[Data taken from a collection]
--

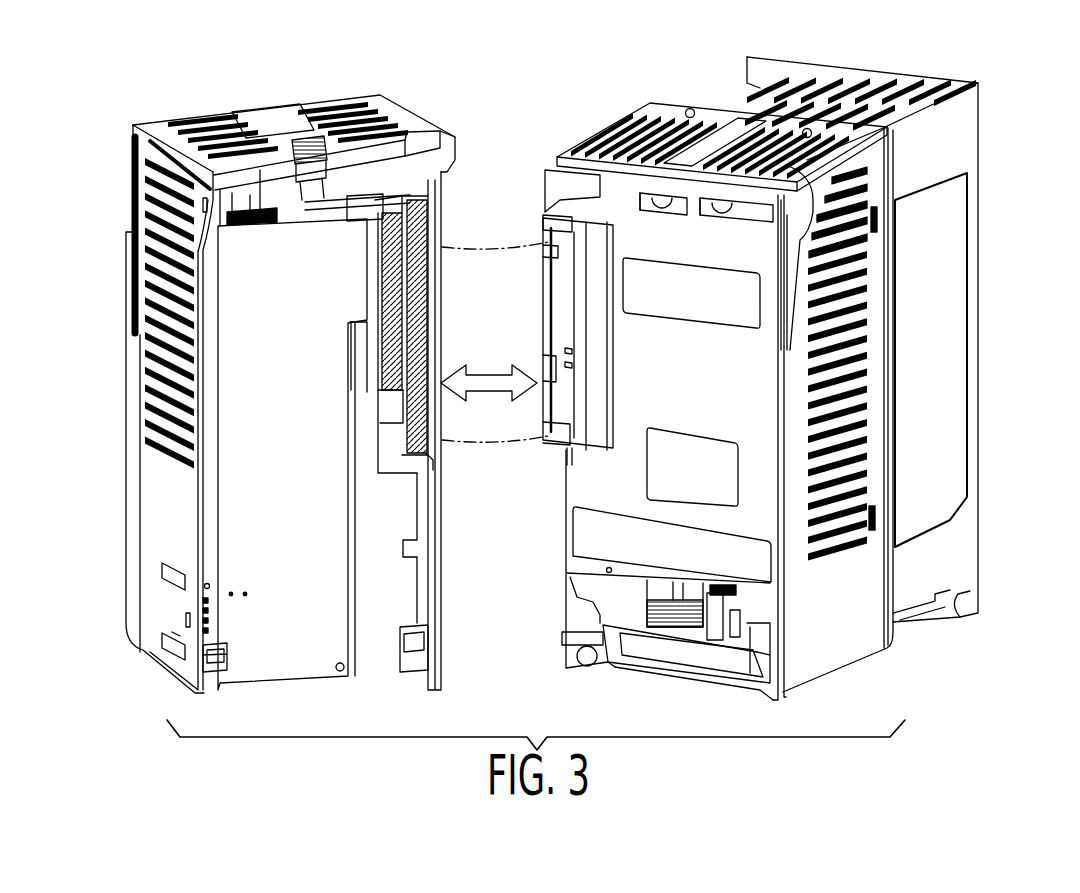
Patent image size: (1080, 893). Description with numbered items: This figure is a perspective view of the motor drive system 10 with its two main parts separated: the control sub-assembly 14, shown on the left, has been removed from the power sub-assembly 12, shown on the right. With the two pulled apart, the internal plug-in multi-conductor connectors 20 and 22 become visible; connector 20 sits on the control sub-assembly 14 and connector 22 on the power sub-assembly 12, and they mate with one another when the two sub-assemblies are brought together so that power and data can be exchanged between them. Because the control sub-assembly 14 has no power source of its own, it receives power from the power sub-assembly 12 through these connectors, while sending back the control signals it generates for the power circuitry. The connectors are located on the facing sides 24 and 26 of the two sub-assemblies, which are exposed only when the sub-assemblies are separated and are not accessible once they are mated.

The motor drive system 10 is at (1017, 169).
The power sub-assembly 12 is at (962, 133).
The control sub-assembly 14 is at (125, 487).
The multi-conductor connector 20 is at (420, 208).
The multi-conductor connector 22 is at (597, 346).
The facing side of the control sub-assembly 24 is at (229, 523).
The facing side of the power sub-assembly 26 is at (607, 477).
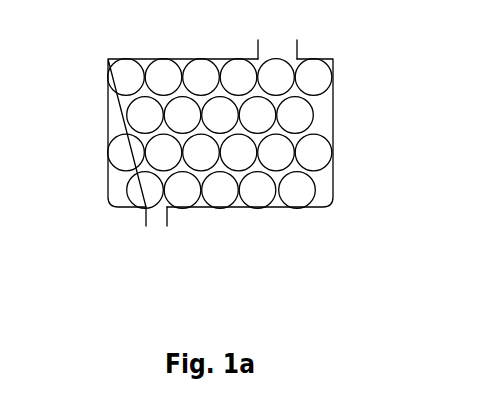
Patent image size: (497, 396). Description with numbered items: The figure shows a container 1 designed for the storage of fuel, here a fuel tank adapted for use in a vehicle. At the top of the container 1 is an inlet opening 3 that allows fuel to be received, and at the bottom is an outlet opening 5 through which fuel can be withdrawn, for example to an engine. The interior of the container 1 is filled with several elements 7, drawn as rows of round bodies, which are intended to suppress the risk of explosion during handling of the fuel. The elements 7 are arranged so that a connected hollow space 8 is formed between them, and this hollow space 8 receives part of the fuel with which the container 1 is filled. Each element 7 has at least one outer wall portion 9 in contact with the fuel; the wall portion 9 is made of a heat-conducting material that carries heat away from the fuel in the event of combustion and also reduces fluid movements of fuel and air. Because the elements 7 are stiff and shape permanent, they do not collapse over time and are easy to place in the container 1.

The container 1 is at (116, 60).
The inlet opening 3 is at (280, 47).
The outlet opening 5 is at (162, 215).
The element 7 is at (185, 193).
The connected hollow space 8 is at (320, 115).
The outer wall portion 9 is at (318, 188).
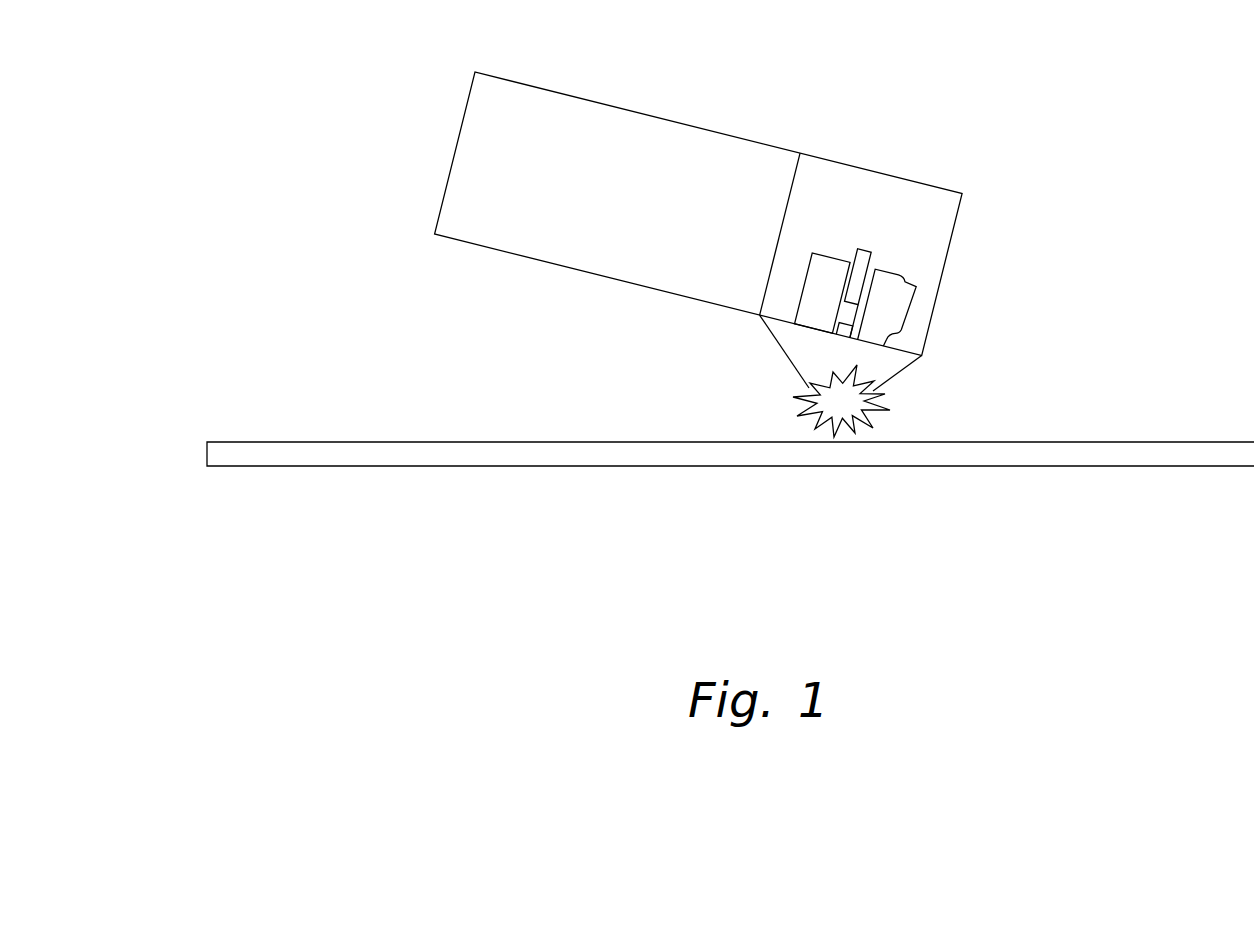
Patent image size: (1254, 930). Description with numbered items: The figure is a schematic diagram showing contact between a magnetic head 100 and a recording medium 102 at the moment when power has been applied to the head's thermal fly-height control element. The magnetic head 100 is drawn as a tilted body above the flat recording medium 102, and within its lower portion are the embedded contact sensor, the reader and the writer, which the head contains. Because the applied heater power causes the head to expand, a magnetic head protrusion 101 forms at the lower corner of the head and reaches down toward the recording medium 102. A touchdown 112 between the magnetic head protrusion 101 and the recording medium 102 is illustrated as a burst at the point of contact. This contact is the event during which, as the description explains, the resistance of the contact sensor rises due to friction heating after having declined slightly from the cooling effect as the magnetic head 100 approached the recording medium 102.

The magnetic head 100 is at (823, 69).
The magnetic head protrusion 101 is at (890, 368).
The recording medium 102 is at (1207, 442).
The touchdown 112 is at (847, 410).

--

DIRECTION |
Repeat every item above word for word, leaving out the pictures.

TASK OUTPUT |
Patent image size: (1080, 893). Description with numbered items: This figure is a perspective view of the motor drive system 10 with its two main parts separated: the control sub-assembly 14, shown on the left, has been removed from the power sub-assembly 12, shown on the right. With the two pulled apart, the internal plug-in multi-conductor connectors 20 and 22 become visible; connector 20 sits on the control sub-assembly 14 and connector 22 on the power sub-assembly 12, and they mate with one another when the two sub-assemblies are brought together so that power and data can be exchanged between them. Because the control sub-assembly 14 has no power source of its own, it receives power from the power sub-assembly 12 through these connectors, while sending back the control signals it generates for the power circuitry. The connectors are located on the facing sides 24 and 26 of the two sub-assemblies, which are exposed only when the sub-assemblies are separated and are not accessible once they are mated.

The motor drive system 10 is at (1017, 169).
The power sub-assembly 12 is at (962, 133).
The control sub-assembly 14 is at (125, 487).
The multi-conductor connector 20 is at (420, 208).
The multi-conductor connector 22 is at (597, 346).
The facing side of the control sub-assembly 24 is at (229, 523).
The facing side of the power sub-assembly 26 is at (607, 477).
Patent image size: (497, 396). Description with numbered items: The figure shows a container 1 designed for the storage of fuel, here a fuel tank adapted for use in a vehicle. At the top of the container 1 is an inlet opening 3 that allows fuel to be received, and at the bottom is an outlet opening 5 through which fuel can be withdrawn, for example to an engine. The interior of the container 1 is filled with several elements 7, drawn as rows of round bodies, which are intended to suppress the risk of explosion during handling of the fuel. The elements 7 are arranged so that a connected hollow space 8 is formed between them, and this hollow space 8 receives part of the fuel with which the container 1 is filled. Each element 7 has at least one outer wall portion 9 in contact with the fuel; the wall portion 9 is made of a heat-conducting material that carries heat away from the fuel in the event of combustion and also reduces fluid movements of fuel and air. Because the elements 7 are stiff and shape permanent, they do not collapse over time and are easy to place in the container 1.

The container 1 is at (116, 60).
The inlet opening 3 is at (280, 47).
The outlet opening 5 is at (162, 215).
The element 7 is at (185, 193).
The connected hollow space 8 is at (320, 115).
The outer wall portion 9 is at (318, 188).
Patent image size: (1254, 930). Description with numbered items: The figure is a schematic diagram showing contact between a magnetic head 100 and a recording medium 102 at the moment when power has been applied to the head's thermal fly-height control element. The magnetic head 100 is drawn as a tilted body above the flat recording medium 102, and within its lower portion are the embedded contact sensor, the reader and the writer, which the head contains. Because the applied heater power causes the head to expand, a magnetic head protrusion 101 forms at the lower corner of the head and reaches down toward the recording medium 102. A touchdown 112 between the magnetic head protrusion 101 and the recording medium 102 is illustrated as a burst at the point of contact. This contact is the event during which, as the description explains, the resistance of the contact sensor rises due to friction heating after having declined slightly from the cooling effect as the magnetic head 100 approached the recording medium 102.

The magnetic head 100 is at (823, 69).
The magnetic head protrusion 101 is at (890, 368).
The recording medium 102 is at (1207, 442).
The touchdown 112 is at (847, 410).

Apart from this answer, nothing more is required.